Problem details:
Extract the lines that carry the string "text" from the listing.

[Data records]
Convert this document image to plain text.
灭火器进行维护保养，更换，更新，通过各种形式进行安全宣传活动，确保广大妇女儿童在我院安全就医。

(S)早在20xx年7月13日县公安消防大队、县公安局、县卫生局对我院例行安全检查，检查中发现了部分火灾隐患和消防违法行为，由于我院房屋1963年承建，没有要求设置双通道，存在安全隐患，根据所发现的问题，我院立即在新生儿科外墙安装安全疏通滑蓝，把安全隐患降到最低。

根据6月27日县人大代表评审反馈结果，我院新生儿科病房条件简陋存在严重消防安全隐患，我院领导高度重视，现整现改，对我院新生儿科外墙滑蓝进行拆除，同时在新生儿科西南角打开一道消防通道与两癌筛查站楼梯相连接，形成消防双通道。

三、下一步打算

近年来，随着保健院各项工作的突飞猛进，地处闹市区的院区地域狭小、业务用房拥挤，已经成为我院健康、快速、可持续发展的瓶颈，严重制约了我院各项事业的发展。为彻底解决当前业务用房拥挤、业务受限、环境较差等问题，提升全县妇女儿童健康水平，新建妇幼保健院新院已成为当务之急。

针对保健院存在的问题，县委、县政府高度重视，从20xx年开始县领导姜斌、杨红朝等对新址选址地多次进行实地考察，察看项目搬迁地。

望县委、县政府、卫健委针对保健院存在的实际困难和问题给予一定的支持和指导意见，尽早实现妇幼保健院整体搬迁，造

--

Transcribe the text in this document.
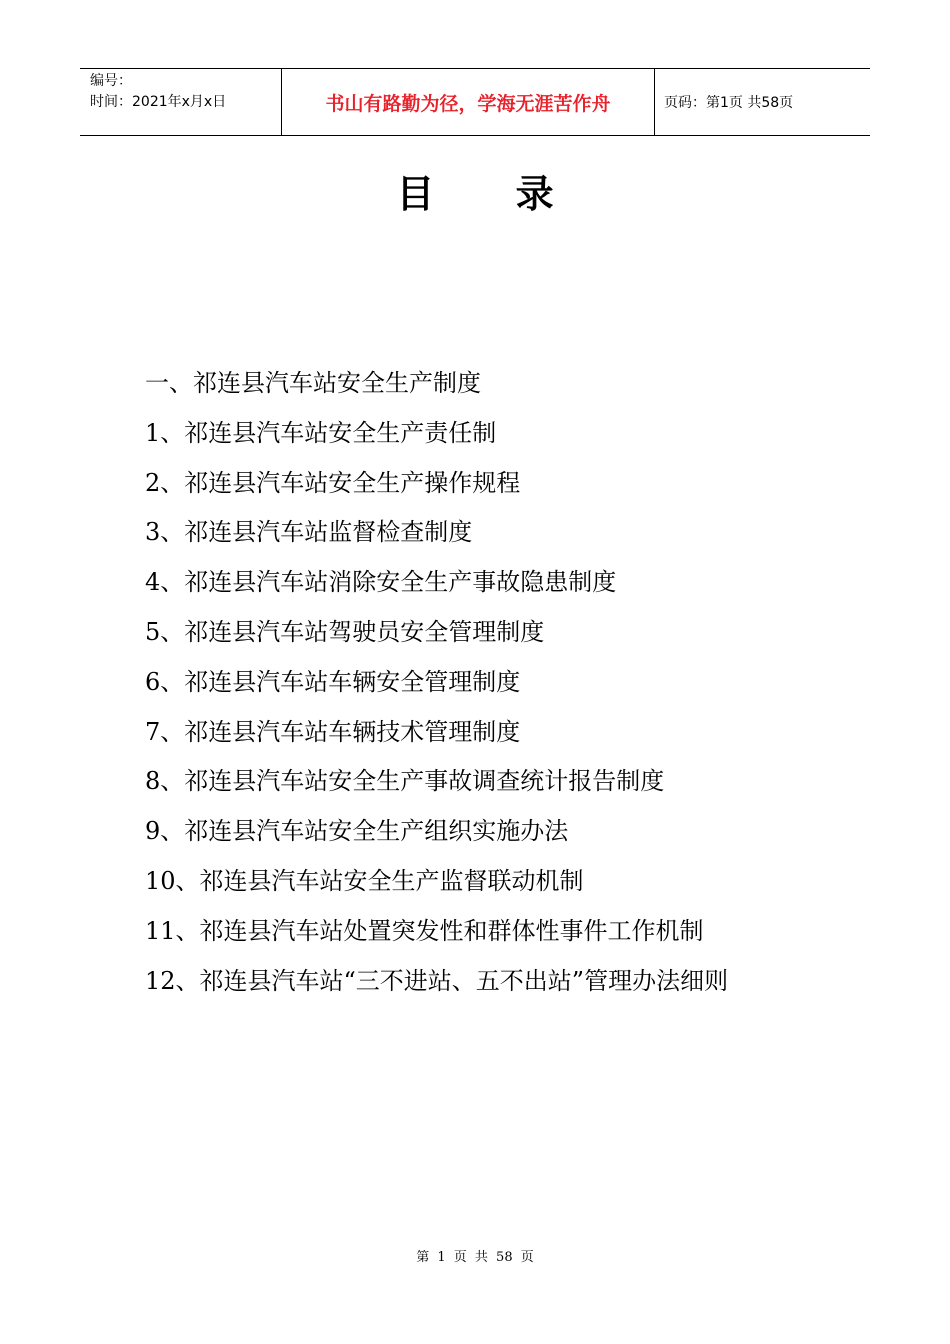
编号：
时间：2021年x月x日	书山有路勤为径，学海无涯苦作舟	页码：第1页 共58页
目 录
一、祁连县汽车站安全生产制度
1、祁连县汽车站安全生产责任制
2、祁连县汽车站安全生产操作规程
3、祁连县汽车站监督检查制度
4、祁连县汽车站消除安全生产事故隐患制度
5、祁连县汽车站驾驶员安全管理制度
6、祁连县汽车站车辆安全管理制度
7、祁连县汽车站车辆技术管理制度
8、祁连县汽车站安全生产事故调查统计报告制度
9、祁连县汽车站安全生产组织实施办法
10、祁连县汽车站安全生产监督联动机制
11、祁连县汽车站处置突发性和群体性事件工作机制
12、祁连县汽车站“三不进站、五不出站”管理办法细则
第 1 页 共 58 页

Result:
Convert this document image to plain text.
Transcribe the text in this document.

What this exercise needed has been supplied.